(Data entries for graphics)
--- BEGIN ---
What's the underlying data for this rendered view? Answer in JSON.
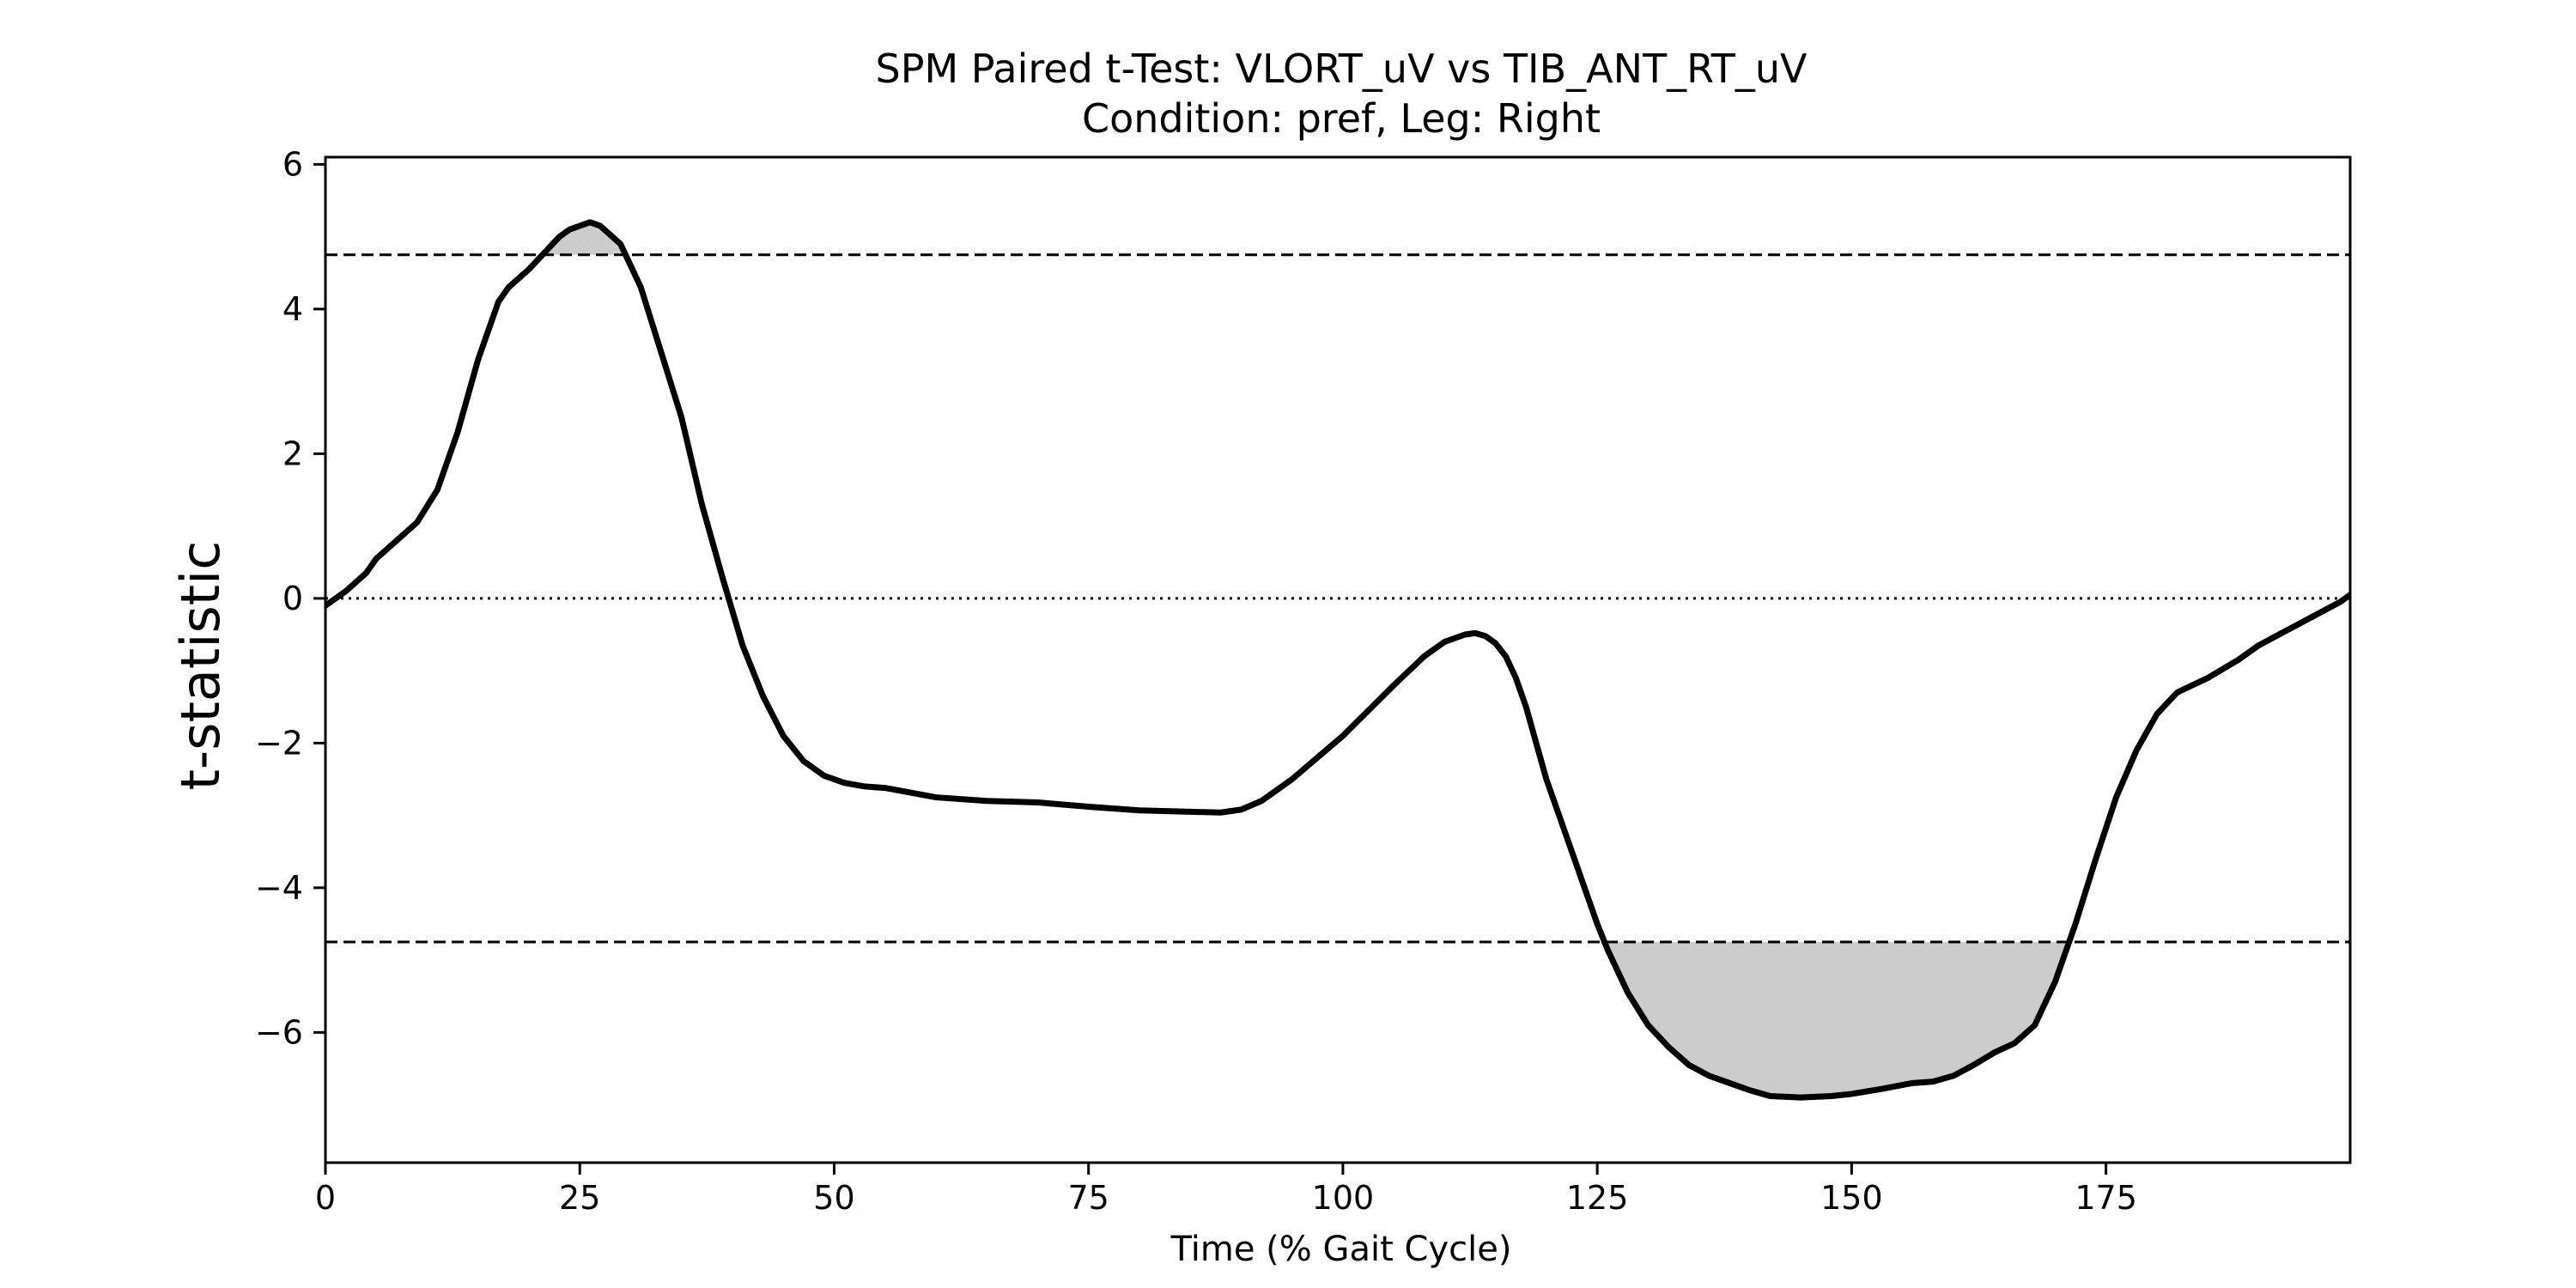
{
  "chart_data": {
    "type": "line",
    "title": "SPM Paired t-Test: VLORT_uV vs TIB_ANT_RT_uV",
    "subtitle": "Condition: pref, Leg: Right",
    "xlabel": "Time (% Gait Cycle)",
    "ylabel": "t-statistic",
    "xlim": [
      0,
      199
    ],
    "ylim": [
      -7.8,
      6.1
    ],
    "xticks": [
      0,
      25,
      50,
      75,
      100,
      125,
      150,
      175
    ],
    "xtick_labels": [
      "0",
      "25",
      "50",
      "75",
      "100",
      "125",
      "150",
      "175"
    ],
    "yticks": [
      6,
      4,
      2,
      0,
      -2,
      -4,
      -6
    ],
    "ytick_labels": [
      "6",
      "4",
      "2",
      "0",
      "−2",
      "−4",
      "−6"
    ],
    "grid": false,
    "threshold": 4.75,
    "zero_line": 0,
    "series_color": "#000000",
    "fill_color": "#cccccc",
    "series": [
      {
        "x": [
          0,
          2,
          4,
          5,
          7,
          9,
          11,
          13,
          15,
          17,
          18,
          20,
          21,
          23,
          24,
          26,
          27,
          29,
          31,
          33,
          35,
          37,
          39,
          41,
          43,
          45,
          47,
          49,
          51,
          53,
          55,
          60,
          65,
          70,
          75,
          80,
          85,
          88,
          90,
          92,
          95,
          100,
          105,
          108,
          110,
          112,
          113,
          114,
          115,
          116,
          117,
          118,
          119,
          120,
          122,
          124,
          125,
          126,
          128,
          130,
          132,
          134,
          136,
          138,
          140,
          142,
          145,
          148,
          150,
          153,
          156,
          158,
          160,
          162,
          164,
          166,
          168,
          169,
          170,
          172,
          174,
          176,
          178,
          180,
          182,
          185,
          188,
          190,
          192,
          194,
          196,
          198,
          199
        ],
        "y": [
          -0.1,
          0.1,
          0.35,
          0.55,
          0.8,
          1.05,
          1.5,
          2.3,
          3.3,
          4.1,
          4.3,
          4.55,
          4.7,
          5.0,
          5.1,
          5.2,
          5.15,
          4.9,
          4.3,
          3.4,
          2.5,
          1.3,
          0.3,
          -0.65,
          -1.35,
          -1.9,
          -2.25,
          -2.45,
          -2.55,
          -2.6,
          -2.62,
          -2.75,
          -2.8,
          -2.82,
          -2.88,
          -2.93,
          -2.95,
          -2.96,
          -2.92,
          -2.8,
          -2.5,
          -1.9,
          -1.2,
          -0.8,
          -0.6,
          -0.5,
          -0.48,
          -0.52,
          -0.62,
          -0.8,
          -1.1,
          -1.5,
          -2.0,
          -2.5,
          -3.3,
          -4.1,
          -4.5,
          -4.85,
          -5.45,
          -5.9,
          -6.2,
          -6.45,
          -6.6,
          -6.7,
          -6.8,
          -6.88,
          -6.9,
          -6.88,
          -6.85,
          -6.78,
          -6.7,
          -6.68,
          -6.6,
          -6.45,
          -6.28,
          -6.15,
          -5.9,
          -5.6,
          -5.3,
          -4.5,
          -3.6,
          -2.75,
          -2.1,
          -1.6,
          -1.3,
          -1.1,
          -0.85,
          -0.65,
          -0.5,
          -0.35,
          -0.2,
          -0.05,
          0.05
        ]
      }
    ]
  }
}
--- END ---
> **TASK PROMPT**
Copy the records above exactly. The pictures are not part of the copy.

> **WORKED SOLUTION**
What's the underlying data for this rendered view? Answer in JSON.
{
  "chart_data": {
    "type": "line",
    "title": "SPM Paired t-Test: VLORT_uV vs TIB_ANT_RT_uV",
    "subtitle": "Condition: pref, Leg: Right",
    "xlabel": "Time (% Gait Cycle)",
    "ylabel": "t-statistic",
    "xlim": [
      0,
      199
    ],
    "ylim": [
      -7.8,
      6.1
    ],
    "xticks": [
      0,
      25,
      50,
      75,
      100,
      125,
      150,
      175
    ],
    "xtick_labels": [
      "0",
      "25",
      "50",
      "75",
      "100",
      "125",
      "150",
      "175"
    ],
    "yticks": [
      6,
      4,
      2,
      0,
      -2,
      -4,
      -6
    ],
    "ytick_labels": [
      "6",
      "4",
      "2",
      "0",
      "−2",
      "−4",
      "−6"
    ],
    "grid": false,
    "threshold": 4.75,
    "zero_line": 0,
    "series_color": "#000000",
    "fill_color": "#cccccc",
    "series": [
      {
        "x": [
          0,
          2,
          4,
          5,
          7,
          9,
          11,
          13,
          15,
          17,
          18,
          20,
          21,
          23,
          24,
          26,
          27,
          29,
          31,
          33,
          35,
          37,
          39,
          41,
          43,
          45,
          47,
          49,
          51,
          53,
          55,
          60,
          65,
          70,
          75,
          80,
          85,
          88,
          90,
          92,
          95,
          100,
          105,
          108,
          110,
          112,
          113,
          114,
          115,
          116,
          117,
          118,
          119,
          120,
          122,
          124,
          125,
          126,
          128,
          130,
          132,
          134,
          136,
          138,
          140,
          142,
          145,
          148,
          150,
          153,
          156,
          158,
          160,
          162,
          164,
          166,
          168,
          169,
          170,
          172,
          174,
          176,
          178,
          180,
          182,
          185,
          188,
          190,
          192,
          194,
          196,
          198,
          199
        ],
        "y": [
          -0.1,
          0.1,
          0.35,
          0.55,
          0.8,
          1.05,
          1.5,
          2.3,
          3.3,
          4.1,
          4.3,
          4.55,
          4.7,
          5.0,
          5.1,
          5.2,
          5.15,
          4.9,
          4.3,
          3.4,
          2.5,
          1.3,
          0.3,
          -0.65,
          -1.35,
          -1.9,
          -2.25,
          -2.45,
          -2.55,
          -2.6,
          -2.62,
          -2.75,
          -2.8,
          -2.82,
          -2.88,
          -2.93,
          -2.95,
          -2.96,
          -2.92,
          -2.8,
          -2.5,
          -1.9,
          -1.2,
          -0.8,
          -0.6,
          -0.5,
          -0.48,
          -0.52,
          -0.62,
          -0.8,
          -1.1,
          -1.5,
          -2.0,
          -2.5,
          -3.3,
          -4.1,
          -4.5,
          -4.85,
          -5.45,
          -5.9,
          -6.2,
          -6.45,
          -6.6,
          -6.7,
          -6.8,
          -6.88,
          -6.9,
          -6.88,
          -6.85,
          -6.78,
          -6.7,
          -6.68,
          -6.6,
          -6.45,
          -6.28,
          -6.15,
          -5.9,
          -5.6,
          -5.3,
          -4.5,
          -3.6,
          -2.75,
          -2.1,
          -1.6,
          -1.3,
          -1.1,
          -0.85,
          -0.65,
          -0.5,
          -0.35,
          -0.2,
          -0.05,
          0.05
        ]
      }
    ]
  }
}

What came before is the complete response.